PROBLEM TO WORK ON:
Below is a block of records; return all of them exactly, but without the images.

--*--

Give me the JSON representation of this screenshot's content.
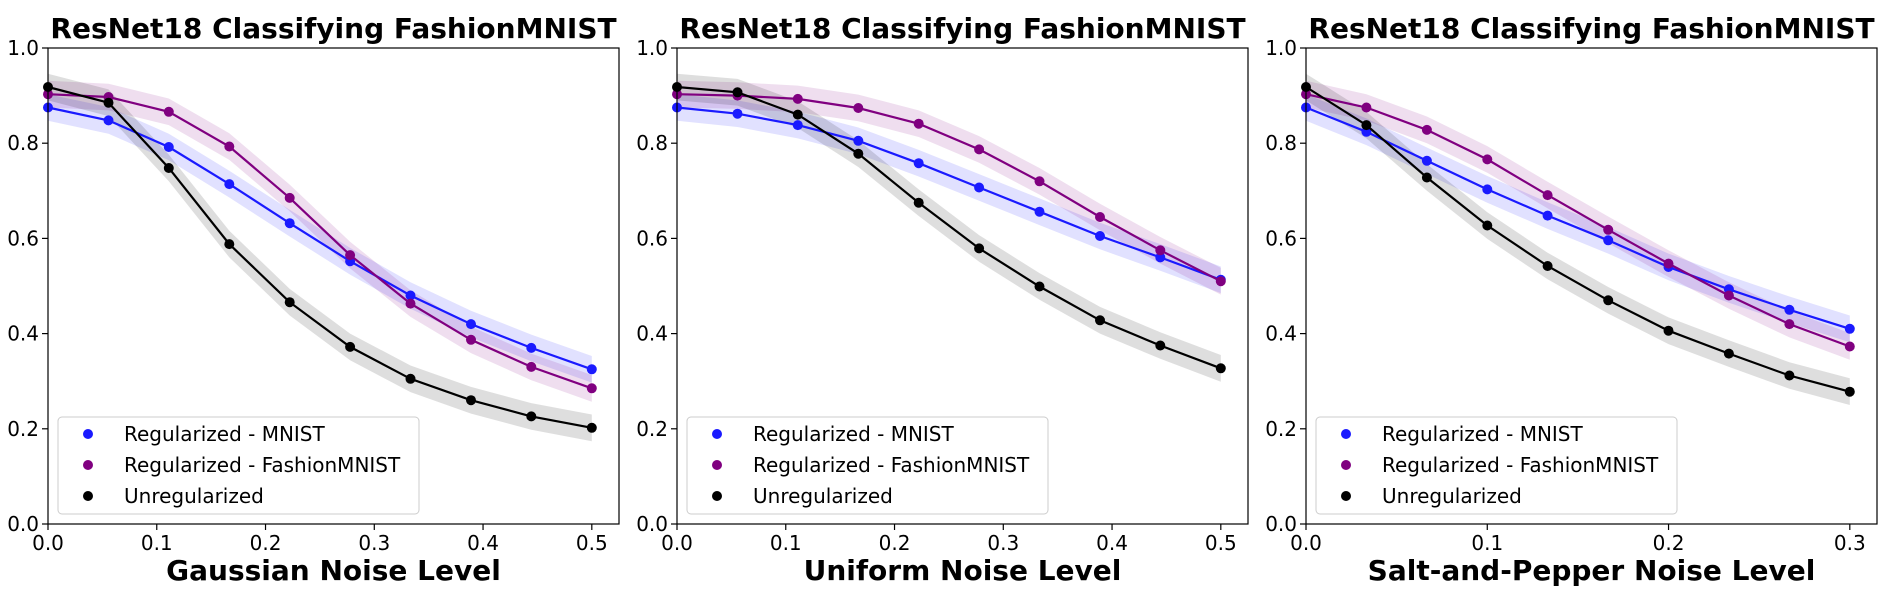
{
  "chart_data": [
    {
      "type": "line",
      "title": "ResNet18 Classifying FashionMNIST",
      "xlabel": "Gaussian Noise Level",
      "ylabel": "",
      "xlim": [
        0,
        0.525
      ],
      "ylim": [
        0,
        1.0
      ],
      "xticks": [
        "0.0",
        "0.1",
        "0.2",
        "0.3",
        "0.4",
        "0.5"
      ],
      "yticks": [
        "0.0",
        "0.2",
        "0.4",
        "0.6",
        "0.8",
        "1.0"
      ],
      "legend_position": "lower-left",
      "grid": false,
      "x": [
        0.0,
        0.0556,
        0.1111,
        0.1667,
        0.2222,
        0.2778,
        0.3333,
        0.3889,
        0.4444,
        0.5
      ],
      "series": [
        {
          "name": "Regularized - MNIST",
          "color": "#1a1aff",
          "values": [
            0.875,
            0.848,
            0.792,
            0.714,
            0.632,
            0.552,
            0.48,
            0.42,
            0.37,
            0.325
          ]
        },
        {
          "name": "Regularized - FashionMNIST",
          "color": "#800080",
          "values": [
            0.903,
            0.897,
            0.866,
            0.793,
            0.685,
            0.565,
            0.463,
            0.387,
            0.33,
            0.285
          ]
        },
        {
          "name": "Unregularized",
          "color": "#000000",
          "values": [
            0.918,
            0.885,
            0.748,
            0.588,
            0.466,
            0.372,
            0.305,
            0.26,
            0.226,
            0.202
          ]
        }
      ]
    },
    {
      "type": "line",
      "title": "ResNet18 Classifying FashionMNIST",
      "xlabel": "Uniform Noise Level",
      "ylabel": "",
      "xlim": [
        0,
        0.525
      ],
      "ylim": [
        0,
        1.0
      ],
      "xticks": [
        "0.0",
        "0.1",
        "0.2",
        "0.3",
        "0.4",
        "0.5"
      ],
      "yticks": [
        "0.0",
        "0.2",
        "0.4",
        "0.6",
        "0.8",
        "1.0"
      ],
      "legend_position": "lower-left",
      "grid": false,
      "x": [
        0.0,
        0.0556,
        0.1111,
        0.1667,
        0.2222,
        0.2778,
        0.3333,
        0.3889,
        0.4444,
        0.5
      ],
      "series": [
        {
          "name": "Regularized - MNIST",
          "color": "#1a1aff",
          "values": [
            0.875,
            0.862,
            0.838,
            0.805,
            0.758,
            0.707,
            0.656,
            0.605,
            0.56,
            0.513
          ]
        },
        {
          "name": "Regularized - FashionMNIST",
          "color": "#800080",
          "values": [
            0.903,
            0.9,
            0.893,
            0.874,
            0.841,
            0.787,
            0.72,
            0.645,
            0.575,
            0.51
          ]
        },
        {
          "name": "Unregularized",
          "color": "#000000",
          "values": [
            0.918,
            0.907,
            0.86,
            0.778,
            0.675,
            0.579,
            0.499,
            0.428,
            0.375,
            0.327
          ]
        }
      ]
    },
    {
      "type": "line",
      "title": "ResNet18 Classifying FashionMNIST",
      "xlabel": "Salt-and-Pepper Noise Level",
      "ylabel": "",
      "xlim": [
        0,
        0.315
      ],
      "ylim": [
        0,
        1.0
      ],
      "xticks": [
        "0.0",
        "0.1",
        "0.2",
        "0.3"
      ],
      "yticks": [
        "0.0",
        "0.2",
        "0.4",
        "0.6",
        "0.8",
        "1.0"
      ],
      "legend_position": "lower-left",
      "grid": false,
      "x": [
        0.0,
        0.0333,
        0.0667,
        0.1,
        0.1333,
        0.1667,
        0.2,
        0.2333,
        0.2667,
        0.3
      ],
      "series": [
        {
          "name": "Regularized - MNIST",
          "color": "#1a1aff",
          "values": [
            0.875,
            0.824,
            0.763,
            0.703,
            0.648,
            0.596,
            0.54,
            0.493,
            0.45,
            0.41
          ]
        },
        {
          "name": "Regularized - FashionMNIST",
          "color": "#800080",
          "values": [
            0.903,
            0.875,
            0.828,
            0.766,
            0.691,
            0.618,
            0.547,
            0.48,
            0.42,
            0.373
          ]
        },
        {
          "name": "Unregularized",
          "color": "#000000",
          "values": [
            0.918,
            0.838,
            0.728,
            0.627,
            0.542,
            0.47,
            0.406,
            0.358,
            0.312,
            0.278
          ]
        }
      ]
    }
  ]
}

--*--

ANSWER TO THIS PROBLEM:
Give me the JSON representation of this screenshot's content.
{
  "chart_data": [
    {
      "type": "line",
      "title": "ResNet18 Classifying FashionMNIST",
      "xlabel": "Gaussian Noise Level",
      "ylabel": "",
      "xlim": [
        0,
        0.525
      ],
      "ylim": [
        0,
        1.0
      ],
      "xticks": [
        "0.0",
        "0.1",
        "0.2",
        "0.3",
        "0.4",
        "0.5"
      ],
      "yticks": [
        "0.0",
        "0.2",
        "0.4",
        "0.6",
        "0.8",
        "1.0"
      ],
      "legend_position": "lower-left",
      "grid": false,
      "x": [
        0.0,
        0.0556,
        0.1111,
        0.1667,
        0.2222,
        0.2778,
        0.3333,
        0.3889,
        0.4444,
        0.5
      ],
      "series": [
        {
          "name": "Regularized - MNIST",
          "color": "#1a1aff",
          "values": [
            0.875,
            0.848,
            0.792,
            0.714,
            0.632,
            0.552,
            0.48,
            0.42,
            0.37,
            0.325
          ]
        },
        {
          "name": "Regularized - FashionMNIST",
          "color": "#800080",
          "values": [
            0.903,
            0.897,
            0.866,
            0.793,
            0.685,
            0.565,
            0.463,
            0.387,
            0.33,
            0.285
          ]
        },
        {
          "name": "Unregularized",
          "color": "#000000",
          "values": [
            0.918,
            0.885,
            0.748,
            0.588,
            0.466,
            0.372,
            0.305,
            0.26,
            0.226,
            0.202
          ]
        }
      ]
    },
    {
      "type": "line",
      "title": "ResNet18 Classifying FashionMNIST",
      "xlabel": "Uniform Noise Level",
      "ylabel": "",
      "xlim": [
        0,
        0.525
      ],
      "ylim": [
        0,
        1.0
      ],
      "xticks": [
        "0.0",
        "0.1",
        "0.2",
        "0.3",
        "0.4",
        "0.5"
      ],
      "yticks": [
        "0.0",
        "0.2",
        "0.4",
        "0.6",
        "0.8",
        "1.0"
      ],
      "legend_position": "lower-left",
      "grid": false,
      "x": [
        0.0,
        0.0556,
        0.1111,
        0.1667,
        0.2222,
        0.2778,
        0.3333,
        0.3889,
        0.4444,
        0.5
      ],
      "series": [
        {
          "name": "Regularized - MNIST",
          "color": "#1a1aff",
          "values": [
            0.875,
            0.862,
            0.838,
            0.805,
            0.758,
            0.707,
            0.656,
            0.605,
            0.56,
            0.513
          ]
        },
        {
          "name": "Regularized - FashionMNIST",
          "color": "#800080",
          "values": [
            0.903,
            0.9,
            0.893,
            0.874,
            0.841,
            0.787,
            0.72,
            0.645,
            0.575,
            0.51
          ]
        },
        {
          "name": "Unregularized",
          "color": "#000000",
          "values": [
            0.918,
            0.907,
            0.86,
            0.778,
            0.675,
            0.579,
            0.499,
            0.428,
            0.375,
            0.327
          ]
        }
      ]
    },
    {
      "type": "line",
      "title": "ResNet18 Classifying FashionMNIST",
      "xlabel": "Salt-and-Pepper Noise Level",
      "ylabel": "",
      "xlim": [
        0,
        0.315
      ],
      "ylim": [
        0,
        1.0
      ],
      "xticks": [
        "0.0",
        "0.1",
        "0.2",
        "0.3"
      ],
      "yticks": [
        "0.0",
        "0.2",
        "0.4",
        "0.6",
        "0.8",
        "1.0"
      ],
      "legend_position": "lower-left",
      "grid": false,
      "x": [
        0.0,
        0.0333,
        0.0667,
        0.1,
        0.1333,
        0.1667,
        0.2,
        0.2333,
        0.2667,
        0.3
      ],
      "series": [
        {
          "name": "Regularized - MNIST",
          "color": "#1a1aff",
          "values": [
            0.875,
            0.824,
            0.763,
            0.703,
            0.648,
            0.596,
            0.54,
            0.493,
            0.45,
            0.41
          ]
        },
        {
          "name": "Regularized - FashionMNIST",
          "color": "#800080",
          "values": [
            0.903,
            0.875,
            0.828,
            0.766,
            0.691,
            0.618,
            0.547,
            0.48,
            0.42,
            0.373
          ]
        },
        {
          "name": "Unregularized",
          "color": "#000000",
          "values": [
            0.918,
            0.838,
            0.728,
            0.627,
            0.542,
            0.47,
            0.406,
            0.358,
            0.312,
            0.278
          ]
        }
      ]
    }
  ]
}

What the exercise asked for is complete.